TASK INSTRUCTIONS:
Please count the lines below that contain the word "ρυλῆθεν", and reply with that number alone.

─── RECORD LIST ───

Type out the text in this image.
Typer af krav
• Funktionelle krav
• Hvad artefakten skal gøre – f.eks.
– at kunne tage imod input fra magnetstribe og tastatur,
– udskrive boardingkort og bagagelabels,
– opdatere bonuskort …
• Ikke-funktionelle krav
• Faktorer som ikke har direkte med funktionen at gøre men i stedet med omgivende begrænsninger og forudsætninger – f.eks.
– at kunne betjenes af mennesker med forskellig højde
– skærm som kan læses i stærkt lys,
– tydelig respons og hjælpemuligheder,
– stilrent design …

───
─── RECORD LIST ───

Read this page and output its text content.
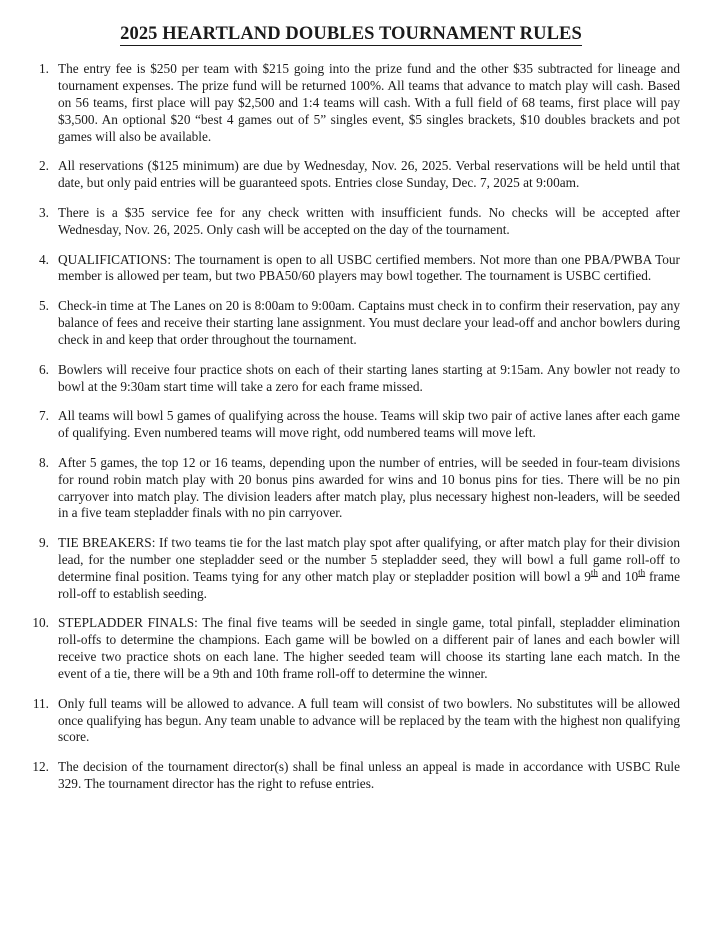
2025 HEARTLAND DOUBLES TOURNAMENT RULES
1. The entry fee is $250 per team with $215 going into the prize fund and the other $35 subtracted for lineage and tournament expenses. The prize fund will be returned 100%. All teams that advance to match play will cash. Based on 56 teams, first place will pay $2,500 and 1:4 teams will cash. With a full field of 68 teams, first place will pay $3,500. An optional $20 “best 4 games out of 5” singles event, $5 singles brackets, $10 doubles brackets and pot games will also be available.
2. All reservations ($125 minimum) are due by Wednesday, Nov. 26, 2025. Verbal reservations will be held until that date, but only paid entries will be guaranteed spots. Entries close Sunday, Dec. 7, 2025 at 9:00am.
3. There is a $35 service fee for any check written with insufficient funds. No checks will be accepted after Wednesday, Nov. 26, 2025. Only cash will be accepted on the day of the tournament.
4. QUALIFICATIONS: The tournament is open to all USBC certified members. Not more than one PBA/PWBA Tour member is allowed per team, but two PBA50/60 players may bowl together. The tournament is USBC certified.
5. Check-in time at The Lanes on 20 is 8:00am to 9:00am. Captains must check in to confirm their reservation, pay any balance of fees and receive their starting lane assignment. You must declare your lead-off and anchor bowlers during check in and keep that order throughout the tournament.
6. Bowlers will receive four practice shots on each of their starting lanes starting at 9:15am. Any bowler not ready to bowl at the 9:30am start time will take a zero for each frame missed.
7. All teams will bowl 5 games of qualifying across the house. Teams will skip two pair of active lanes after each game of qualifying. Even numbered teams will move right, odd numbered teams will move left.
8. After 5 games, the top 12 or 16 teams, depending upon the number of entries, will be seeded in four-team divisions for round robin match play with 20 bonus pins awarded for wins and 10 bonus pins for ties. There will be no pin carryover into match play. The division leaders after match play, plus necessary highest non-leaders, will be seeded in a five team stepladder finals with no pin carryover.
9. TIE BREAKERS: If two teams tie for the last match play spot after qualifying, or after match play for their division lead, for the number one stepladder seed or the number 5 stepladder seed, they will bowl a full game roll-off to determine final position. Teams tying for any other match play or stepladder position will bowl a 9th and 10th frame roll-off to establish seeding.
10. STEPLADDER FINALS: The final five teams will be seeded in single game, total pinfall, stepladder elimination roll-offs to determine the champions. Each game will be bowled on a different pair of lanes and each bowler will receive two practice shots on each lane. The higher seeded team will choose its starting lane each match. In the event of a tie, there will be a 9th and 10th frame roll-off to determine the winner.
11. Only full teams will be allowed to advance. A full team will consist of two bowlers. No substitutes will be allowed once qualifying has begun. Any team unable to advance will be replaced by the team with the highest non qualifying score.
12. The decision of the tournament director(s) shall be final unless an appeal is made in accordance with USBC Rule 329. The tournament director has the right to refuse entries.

───
─── RECORD LIST ───

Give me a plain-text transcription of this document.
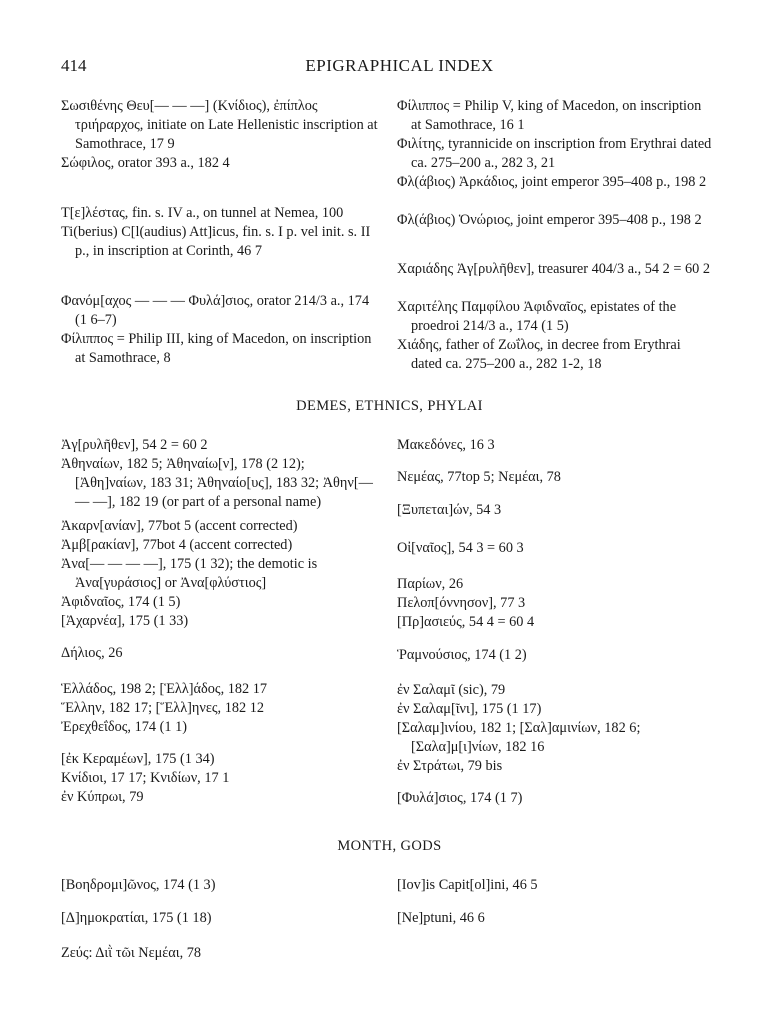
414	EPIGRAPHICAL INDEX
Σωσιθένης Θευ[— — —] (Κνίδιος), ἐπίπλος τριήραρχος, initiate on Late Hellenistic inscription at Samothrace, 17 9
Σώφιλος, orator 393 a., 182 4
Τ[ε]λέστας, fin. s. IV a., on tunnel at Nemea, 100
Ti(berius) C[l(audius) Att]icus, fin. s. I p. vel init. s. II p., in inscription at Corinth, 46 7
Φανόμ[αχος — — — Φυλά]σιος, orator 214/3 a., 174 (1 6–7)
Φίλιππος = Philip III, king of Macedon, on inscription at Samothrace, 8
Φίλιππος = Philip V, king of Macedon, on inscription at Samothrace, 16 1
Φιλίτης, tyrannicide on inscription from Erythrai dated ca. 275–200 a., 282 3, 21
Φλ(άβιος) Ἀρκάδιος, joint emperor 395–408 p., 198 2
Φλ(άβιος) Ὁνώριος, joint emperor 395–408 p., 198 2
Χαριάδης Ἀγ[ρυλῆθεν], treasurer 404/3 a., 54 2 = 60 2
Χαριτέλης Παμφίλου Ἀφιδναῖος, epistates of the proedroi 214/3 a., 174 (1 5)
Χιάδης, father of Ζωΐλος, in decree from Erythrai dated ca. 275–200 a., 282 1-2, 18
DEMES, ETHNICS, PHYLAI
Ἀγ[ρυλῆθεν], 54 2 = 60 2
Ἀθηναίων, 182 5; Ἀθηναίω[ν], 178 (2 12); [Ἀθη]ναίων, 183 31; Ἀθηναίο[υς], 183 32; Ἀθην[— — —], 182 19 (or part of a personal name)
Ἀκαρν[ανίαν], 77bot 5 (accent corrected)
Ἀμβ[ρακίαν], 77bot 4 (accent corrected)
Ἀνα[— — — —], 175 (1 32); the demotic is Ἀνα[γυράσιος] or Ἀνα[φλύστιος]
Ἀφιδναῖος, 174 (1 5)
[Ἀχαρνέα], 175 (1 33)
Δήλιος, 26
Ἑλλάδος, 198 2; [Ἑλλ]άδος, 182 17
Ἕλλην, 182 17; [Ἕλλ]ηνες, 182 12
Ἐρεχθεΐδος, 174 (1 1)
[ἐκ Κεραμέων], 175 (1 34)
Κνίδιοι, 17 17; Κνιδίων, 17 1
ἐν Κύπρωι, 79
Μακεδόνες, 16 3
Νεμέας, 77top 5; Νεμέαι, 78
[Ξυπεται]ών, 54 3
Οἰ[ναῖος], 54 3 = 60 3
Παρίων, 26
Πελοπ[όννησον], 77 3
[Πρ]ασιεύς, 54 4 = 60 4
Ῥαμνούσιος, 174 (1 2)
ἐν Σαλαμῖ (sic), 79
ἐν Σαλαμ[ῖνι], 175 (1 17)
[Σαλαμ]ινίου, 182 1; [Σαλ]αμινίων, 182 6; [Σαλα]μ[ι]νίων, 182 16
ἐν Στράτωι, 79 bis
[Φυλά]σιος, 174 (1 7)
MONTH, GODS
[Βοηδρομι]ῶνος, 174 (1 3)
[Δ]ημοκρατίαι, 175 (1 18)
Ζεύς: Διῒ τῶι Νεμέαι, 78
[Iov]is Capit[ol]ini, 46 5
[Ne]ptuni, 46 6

───

RESULT:
2